[Records from a collection]

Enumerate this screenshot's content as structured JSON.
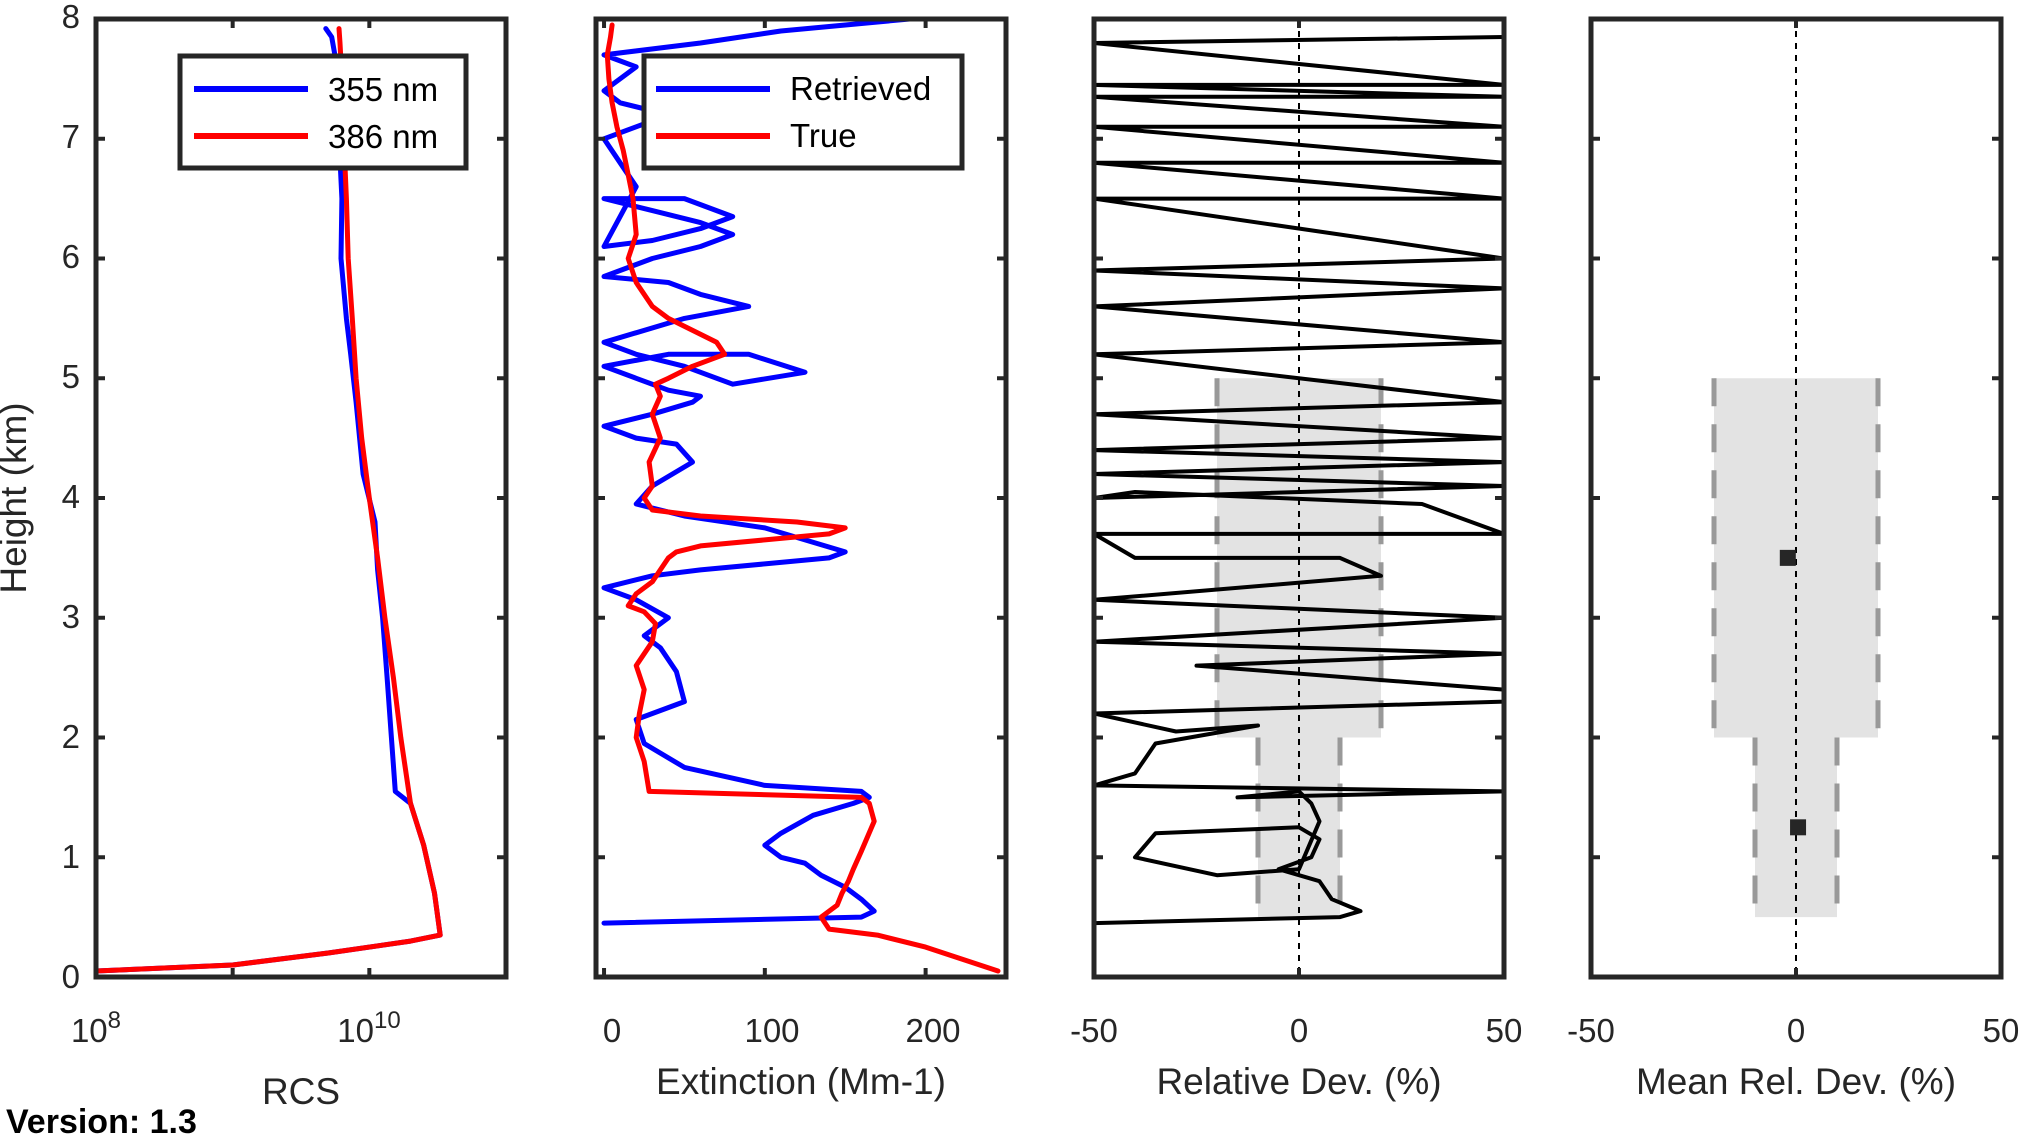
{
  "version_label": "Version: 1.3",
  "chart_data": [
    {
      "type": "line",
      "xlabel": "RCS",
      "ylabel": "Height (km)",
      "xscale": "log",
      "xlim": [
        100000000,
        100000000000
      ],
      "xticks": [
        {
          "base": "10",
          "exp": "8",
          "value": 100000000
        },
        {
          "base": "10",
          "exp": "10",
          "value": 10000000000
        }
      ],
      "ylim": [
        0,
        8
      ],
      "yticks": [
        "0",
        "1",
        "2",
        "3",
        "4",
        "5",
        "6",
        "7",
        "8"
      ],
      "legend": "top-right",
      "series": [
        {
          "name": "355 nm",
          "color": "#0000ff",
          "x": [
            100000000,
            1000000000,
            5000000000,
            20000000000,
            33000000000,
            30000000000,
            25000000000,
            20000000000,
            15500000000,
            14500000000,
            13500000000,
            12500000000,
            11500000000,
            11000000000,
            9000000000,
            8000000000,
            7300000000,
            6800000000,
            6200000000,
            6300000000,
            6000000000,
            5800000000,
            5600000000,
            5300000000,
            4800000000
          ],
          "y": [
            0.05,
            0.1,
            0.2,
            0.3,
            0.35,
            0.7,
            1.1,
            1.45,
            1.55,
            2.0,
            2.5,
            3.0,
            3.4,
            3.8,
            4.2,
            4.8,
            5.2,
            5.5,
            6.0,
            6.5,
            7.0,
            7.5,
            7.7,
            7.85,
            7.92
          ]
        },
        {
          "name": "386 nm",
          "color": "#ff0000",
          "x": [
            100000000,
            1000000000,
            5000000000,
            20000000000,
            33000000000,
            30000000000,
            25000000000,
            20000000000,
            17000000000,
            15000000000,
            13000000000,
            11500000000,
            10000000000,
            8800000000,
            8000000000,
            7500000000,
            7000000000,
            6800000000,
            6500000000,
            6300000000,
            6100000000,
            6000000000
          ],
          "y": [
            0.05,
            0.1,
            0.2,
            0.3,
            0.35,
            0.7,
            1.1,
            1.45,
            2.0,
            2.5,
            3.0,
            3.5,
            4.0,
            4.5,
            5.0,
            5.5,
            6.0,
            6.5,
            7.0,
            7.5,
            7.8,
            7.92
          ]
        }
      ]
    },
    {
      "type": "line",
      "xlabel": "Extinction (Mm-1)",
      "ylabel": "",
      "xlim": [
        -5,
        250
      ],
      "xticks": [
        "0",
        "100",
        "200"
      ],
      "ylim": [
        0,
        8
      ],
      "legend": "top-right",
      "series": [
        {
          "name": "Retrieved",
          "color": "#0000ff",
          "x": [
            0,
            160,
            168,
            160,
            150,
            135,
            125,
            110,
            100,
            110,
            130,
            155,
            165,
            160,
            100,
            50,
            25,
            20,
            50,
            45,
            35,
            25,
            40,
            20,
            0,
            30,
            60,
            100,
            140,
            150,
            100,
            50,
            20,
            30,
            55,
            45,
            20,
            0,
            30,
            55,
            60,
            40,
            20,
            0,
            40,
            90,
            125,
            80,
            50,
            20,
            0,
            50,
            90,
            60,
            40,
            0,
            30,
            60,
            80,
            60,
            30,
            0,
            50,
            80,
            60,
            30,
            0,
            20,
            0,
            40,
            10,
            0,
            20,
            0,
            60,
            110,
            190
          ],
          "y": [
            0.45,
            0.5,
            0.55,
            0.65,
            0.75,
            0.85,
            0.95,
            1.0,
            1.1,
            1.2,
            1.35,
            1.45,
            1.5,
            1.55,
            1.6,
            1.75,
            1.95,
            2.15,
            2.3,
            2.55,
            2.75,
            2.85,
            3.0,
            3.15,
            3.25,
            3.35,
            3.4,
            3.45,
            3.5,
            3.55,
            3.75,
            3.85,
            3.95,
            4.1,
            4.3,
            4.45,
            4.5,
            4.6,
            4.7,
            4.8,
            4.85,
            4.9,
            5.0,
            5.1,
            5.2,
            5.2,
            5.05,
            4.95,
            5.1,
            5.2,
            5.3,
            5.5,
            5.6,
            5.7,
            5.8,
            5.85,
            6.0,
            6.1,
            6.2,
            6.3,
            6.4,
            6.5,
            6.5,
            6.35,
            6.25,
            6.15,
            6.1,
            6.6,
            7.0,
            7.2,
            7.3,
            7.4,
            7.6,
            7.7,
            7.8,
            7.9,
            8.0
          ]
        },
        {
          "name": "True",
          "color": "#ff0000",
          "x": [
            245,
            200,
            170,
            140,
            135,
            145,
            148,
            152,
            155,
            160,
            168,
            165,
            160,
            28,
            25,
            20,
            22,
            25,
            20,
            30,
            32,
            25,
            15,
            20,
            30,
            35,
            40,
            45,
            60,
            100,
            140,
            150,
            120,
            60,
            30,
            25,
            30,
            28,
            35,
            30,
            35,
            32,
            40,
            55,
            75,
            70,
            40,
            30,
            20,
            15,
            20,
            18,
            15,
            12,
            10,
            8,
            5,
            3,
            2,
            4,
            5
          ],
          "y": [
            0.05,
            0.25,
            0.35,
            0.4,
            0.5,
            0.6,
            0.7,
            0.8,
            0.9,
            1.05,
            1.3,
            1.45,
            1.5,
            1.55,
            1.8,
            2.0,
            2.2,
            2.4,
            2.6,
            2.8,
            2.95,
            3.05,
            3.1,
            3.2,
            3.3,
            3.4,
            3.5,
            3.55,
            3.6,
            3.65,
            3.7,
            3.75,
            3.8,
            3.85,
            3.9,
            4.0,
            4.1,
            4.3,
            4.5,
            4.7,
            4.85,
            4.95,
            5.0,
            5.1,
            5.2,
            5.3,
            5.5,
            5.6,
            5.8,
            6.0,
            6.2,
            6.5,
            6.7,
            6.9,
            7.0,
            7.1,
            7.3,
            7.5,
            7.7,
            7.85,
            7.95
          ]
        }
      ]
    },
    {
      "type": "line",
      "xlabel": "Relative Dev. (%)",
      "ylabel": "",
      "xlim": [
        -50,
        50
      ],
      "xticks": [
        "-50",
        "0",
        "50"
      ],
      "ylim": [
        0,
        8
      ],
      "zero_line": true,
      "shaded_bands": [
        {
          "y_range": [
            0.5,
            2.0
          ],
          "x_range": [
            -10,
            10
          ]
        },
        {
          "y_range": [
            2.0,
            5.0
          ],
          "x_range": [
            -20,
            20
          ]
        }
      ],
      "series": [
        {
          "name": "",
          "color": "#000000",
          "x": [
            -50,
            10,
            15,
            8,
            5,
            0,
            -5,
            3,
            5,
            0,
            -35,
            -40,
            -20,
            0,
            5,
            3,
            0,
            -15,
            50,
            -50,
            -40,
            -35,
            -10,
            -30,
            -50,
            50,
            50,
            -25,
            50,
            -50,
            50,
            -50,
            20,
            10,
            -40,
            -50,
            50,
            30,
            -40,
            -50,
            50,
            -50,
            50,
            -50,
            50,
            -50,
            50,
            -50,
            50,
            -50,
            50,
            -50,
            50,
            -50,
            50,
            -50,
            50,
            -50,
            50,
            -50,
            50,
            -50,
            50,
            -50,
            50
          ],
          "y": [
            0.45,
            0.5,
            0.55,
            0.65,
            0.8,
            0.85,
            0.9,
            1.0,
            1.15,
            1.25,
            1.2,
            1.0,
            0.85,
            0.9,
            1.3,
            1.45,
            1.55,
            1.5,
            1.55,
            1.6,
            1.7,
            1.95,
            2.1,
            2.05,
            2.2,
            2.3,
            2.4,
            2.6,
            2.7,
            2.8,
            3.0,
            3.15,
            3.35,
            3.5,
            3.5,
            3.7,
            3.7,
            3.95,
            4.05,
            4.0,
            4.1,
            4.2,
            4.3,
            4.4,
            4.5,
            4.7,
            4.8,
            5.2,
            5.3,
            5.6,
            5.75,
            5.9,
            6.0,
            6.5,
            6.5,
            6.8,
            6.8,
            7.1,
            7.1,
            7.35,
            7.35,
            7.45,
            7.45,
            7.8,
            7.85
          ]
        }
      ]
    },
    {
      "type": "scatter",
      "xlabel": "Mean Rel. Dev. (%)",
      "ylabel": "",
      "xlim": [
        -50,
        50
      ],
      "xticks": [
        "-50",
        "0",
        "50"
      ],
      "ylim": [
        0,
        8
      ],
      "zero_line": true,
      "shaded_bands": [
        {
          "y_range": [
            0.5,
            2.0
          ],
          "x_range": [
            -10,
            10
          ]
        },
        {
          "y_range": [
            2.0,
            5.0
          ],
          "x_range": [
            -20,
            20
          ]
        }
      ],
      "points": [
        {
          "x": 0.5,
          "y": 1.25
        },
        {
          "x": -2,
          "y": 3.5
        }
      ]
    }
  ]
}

Your instructions.
Copy each line above containing the string "xlabel".

Task result.
      "xlabel": "RCS",
      "xlabel": "Extinction (Mm-1)",
      "xlabel": "Relative Dev. (%)",
      "xlabel": "Mean Rel. Dev. (%)",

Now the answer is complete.